▶ [WRITTEN PROBLEM]: Copy out the lines that include the word "photos".

▶ [DATA IN THIS EXERCISE]:
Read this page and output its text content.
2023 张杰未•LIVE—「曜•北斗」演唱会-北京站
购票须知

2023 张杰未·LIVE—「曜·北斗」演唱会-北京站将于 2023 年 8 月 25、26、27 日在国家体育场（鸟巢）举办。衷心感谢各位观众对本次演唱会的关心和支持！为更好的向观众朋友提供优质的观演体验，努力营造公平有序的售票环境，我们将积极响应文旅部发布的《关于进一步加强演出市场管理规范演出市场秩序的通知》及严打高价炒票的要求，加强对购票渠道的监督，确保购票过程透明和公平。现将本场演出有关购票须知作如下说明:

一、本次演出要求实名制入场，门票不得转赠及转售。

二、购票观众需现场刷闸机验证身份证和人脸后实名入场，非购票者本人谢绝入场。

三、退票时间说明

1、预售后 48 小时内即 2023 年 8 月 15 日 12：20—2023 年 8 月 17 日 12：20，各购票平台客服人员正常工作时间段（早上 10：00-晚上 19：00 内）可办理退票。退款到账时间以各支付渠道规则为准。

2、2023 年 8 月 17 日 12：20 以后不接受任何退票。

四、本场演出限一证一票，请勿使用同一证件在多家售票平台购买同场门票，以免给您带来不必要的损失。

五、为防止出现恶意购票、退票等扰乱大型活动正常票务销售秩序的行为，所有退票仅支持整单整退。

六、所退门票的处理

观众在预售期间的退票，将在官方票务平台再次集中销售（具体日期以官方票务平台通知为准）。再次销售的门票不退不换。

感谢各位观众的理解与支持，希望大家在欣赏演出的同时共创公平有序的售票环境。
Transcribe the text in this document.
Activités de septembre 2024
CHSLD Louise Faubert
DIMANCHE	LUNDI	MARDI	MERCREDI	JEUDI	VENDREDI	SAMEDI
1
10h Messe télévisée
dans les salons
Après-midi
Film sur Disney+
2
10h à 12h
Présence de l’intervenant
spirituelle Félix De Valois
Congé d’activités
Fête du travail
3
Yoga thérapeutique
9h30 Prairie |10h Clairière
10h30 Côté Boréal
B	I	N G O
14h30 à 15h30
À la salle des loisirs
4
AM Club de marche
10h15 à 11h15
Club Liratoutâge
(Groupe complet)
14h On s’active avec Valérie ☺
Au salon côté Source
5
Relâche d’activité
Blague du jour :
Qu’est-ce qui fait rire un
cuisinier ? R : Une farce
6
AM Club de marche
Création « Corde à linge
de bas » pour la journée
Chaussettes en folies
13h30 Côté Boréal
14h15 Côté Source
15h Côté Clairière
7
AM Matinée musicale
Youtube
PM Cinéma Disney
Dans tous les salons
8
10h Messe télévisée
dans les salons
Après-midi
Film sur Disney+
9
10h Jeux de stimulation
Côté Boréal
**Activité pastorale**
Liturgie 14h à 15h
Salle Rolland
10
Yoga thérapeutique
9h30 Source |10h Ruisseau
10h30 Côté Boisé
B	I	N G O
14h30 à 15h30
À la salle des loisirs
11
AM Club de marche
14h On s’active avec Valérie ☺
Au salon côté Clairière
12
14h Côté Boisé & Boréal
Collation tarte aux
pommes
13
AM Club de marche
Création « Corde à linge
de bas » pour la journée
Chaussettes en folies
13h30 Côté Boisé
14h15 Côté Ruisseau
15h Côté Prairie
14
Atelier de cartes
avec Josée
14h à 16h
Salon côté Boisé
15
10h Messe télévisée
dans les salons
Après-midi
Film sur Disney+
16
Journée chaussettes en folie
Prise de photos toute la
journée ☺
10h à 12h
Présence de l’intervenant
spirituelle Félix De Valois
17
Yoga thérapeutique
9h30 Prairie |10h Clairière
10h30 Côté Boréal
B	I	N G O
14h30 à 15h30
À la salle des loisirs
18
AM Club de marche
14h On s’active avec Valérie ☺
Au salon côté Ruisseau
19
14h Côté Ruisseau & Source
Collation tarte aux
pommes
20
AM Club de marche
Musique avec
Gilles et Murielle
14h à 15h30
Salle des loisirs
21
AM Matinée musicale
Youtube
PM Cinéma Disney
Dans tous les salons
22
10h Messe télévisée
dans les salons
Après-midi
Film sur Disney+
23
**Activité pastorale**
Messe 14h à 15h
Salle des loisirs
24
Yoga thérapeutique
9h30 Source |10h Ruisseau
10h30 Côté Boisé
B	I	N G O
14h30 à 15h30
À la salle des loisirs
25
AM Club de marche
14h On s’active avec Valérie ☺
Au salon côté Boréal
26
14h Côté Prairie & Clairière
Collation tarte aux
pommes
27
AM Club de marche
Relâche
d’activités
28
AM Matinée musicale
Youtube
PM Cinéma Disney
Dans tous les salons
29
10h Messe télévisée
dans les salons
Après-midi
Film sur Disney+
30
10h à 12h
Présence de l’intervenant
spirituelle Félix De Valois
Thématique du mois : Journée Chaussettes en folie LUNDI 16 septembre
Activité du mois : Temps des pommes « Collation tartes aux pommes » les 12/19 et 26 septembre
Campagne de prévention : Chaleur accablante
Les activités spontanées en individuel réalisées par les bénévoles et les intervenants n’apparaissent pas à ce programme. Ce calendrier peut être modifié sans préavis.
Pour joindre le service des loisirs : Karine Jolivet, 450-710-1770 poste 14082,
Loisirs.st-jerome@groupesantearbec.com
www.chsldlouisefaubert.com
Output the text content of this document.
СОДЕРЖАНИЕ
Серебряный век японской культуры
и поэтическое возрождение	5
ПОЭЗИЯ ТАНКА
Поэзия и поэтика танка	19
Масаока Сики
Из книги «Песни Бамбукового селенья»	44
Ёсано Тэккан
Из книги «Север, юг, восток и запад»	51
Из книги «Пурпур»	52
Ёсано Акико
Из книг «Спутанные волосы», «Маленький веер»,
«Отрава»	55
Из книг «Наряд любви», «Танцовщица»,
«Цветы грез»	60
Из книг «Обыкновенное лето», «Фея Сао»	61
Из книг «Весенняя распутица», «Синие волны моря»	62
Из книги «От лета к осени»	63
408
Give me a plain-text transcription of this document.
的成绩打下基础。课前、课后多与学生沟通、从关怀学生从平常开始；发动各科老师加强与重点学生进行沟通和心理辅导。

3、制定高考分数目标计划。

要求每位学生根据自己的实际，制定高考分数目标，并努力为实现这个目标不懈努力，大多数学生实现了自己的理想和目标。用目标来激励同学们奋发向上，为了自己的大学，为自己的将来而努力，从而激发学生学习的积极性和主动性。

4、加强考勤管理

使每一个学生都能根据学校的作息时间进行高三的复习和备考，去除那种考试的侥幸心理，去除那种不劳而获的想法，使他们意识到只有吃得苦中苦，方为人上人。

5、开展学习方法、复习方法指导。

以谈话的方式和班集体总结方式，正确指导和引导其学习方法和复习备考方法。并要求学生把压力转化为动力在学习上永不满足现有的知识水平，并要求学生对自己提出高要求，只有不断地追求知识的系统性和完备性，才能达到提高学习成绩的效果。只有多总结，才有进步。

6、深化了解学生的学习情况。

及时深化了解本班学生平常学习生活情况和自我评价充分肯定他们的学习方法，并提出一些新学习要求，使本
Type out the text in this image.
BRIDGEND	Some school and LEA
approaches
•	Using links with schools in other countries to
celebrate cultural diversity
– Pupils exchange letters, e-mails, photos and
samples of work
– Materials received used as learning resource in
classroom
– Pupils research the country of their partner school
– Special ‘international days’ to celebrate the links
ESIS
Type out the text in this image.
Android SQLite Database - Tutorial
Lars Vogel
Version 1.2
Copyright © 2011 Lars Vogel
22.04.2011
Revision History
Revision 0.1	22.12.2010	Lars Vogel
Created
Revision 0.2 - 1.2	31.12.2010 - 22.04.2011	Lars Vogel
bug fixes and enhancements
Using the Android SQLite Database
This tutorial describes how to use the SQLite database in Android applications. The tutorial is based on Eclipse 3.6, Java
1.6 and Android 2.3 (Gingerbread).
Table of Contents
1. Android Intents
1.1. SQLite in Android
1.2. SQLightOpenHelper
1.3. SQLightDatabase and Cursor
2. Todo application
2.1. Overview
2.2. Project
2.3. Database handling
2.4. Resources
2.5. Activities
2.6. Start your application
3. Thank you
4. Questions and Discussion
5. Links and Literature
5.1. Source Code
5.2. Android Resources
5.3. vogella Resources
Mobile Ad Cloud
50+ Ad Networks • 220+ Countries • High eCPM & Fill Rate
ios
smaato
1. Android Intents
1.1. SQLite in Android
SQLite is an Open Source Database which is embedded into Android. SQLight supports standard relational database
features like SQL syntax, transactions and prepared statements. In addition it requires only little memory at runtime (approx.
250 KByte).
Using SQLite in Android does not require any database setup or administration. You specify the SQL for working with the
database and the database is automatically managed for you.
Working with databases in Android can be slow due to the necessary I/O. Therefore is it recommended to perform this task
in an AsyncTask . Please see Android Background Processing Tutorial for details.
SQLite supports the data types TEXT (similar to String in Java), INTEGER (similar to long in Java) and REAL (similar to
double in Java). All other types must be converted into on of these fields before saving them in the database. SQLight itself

▶ [SOLUTION TO THIS EXERCISE]:
Prise de photos toute la
– Pupils exchange letters, e-mails, photos and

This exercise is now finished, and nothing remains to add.